#### [Record extracts]
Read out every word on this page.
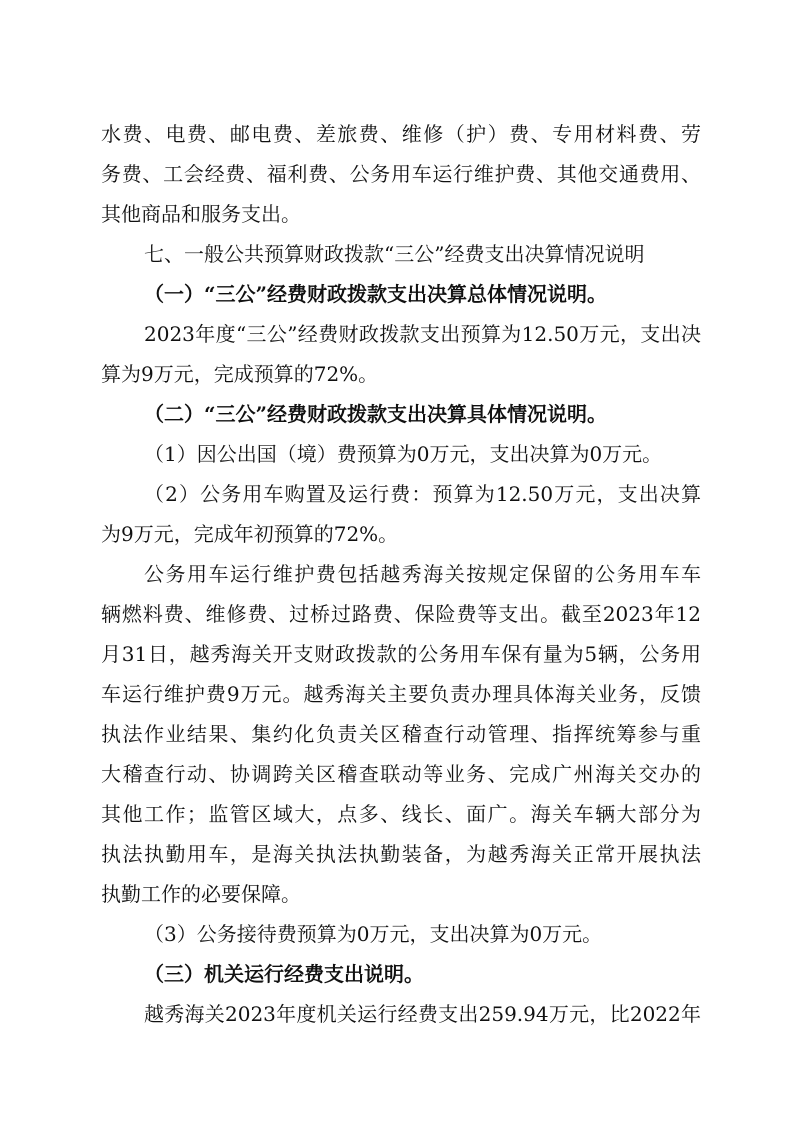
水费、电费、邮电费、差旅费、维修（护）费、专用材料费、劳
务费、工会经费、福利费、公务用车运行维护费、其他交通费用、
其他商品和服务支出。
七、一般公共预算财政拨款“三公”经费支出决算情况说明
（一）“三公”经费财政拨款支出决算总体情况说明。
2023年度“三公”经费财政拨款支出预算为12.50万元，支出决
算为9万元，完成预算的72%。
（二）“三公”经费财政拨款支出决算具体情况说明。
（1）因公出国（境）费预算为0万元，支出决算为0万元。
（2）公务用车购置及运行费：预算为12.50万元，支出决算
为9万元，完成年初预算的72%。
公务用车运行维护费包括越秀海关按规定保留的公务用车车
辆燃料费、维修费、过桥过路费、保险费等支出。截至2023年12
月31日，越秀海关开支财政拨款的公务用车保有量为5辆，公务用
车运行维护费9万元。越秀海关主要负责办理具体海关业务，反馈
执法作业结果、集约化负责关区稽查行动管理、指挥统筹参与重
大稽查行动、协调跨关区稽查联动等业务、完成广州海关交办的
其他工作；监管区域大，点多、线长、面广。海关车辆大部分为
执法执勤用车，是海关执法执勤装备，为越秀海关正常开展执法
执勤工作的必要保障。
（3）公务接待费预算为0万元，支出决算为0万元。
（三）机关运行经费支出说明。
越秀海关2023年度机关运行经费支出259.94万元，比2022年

---

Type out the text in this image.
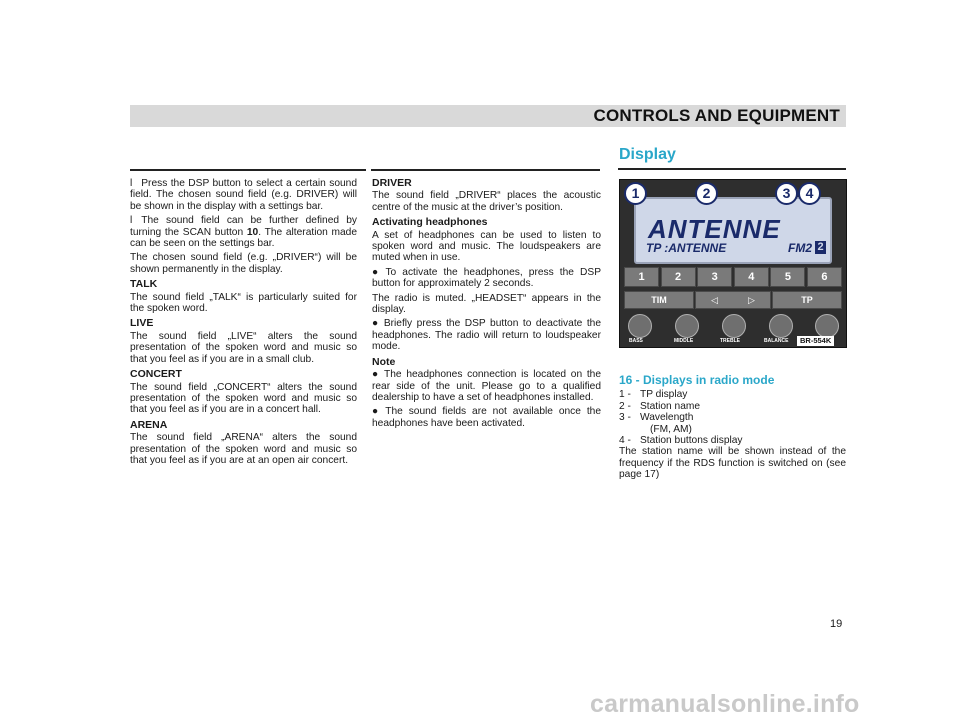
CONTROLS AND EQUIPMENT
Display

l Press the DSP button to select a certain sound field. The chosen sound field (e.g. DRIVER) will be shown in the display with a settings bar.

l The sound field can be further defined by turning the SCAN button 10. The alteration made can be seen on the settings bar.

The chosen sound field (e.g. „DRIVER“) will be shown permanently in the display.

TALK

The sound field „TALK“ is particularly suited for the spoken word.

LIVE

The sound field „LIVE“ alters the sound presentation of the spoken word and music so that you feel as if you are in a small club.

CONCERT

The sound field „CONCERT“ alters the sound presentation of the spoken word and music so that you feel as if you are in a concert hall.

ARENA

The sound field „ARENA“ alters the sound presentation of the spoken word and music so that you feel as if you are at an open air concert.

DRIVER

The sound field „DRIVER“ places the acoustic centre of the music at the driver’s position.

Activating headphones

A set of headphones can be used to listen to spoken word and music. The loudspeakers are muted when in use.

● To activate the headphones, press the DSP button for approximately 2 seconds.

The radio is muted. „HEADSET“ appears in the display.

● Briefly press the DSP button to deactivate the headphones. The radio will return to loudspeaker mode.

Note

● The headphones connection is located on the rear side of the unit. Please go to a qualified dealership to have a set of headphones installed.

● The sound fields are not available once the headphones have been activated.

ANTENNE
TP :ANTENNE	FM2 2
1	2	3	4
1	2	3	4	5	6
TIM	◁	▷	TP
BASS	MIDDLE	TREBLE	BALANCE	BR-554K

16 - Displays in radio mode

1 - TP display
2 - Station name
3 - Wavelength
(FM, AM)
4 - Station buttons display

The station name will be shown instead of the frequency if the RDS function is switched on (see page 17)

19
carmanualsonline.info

---

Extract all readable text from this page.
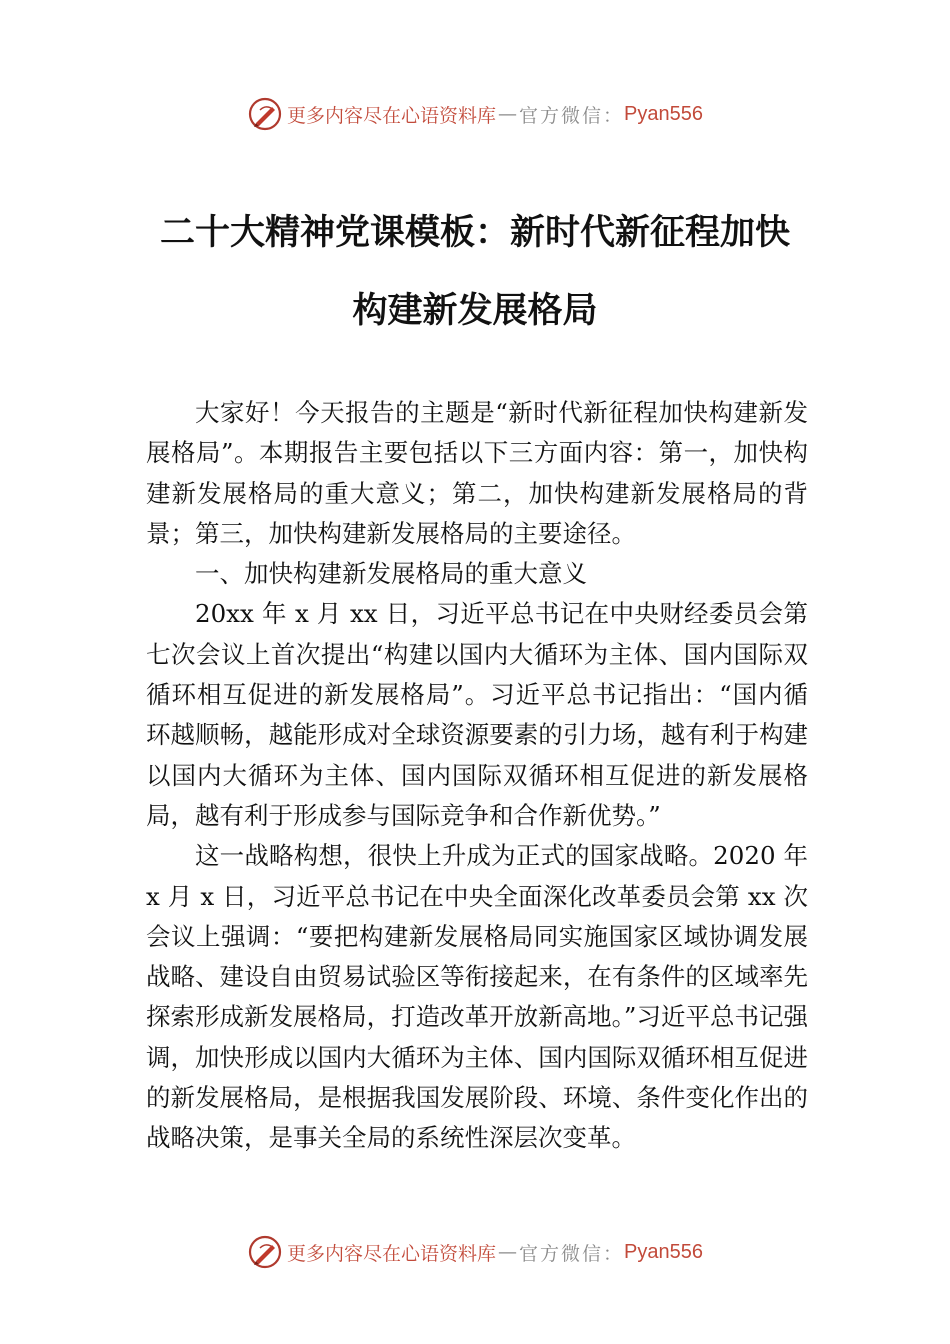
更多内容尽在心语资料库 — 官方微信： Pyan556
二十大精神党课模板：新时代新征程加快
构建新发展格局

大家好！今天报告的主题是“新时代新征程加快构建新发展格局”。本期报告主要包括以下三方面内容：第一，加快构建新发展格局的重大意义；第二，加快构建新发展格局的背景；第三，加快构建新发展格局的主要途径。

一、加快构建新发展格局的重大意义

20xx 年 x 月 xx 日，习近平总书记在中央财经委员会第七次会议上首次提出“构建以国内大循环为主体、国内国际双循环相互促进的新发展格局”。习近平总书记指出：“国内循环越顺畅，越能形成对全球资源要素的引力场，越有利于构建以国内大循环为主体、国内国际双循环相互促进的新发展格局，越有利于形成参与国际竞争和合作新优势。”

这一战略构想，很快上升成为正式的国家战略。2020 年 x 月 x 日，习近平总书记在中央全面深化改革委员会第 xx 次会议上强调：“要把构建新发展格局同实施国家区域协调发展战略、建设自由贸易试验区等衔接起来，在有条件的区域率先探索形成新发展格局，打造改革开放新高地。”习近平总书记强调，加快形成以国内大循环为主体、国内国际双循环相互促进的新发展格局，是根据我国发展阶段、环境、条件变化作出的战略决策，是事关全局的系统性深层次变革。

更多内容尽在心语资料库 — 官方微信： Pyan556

#### [The problem]
Gather all lines with the string "name" from the data.

#### [The solution]
2 - Station name
The station name will be shown instead of the frequency if the RDS function is switched on (see page 17)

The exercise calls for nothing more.